- GIVEN TASK
Send back all the data below, exactly as given.

- MATERIAL SHOWN
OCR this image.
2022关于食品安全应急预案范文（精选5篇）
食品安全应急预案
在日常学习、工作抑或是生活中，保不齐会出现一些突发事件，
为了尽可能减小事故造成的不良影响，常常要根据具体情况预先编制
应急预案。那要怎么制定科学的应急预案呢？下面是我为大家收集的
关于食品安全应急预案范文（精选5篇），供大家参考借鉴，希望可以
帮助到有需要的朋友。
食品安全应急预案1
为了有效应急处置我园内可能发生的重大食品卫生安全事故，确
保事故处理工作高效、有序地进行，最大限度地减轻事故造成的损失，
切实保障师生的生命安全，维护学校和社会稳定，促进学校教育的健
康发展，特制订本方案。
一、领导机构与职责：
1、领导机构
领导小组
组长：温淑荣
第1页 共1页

- FULL ANSWER
OCR this image.
2022关于食品安全应急预案范文（精选5篇）
食品安全应急预案
在日常学习、工作抑或是生活中，保不齐会出现一些突发事件，
为了尽可能减小事故造成的不良影响，常常要根据具体情况预先编制
应急预案。那要怎么制定科学的应急预案呢？下面是我为大家收集的
关于食品安全应急预案范文（精选5篇），供大家参考借鉴，希望可以
帮助到有需要的朋友。
食品安全应急预案1
为了有效应急处置我园内可能发生的重大食品卫生安全事故，确
保事故处理工作高效、有序地进行，最大限度地减轻事故造成的损失，
切实保障师生的生命安全，维护学校和社会稳定，促进学校教育的健
康发展，特制订本方案。
一、领导机构与职责：
1、领导机构
领导小组
组长：温淑荣
第1页 共1页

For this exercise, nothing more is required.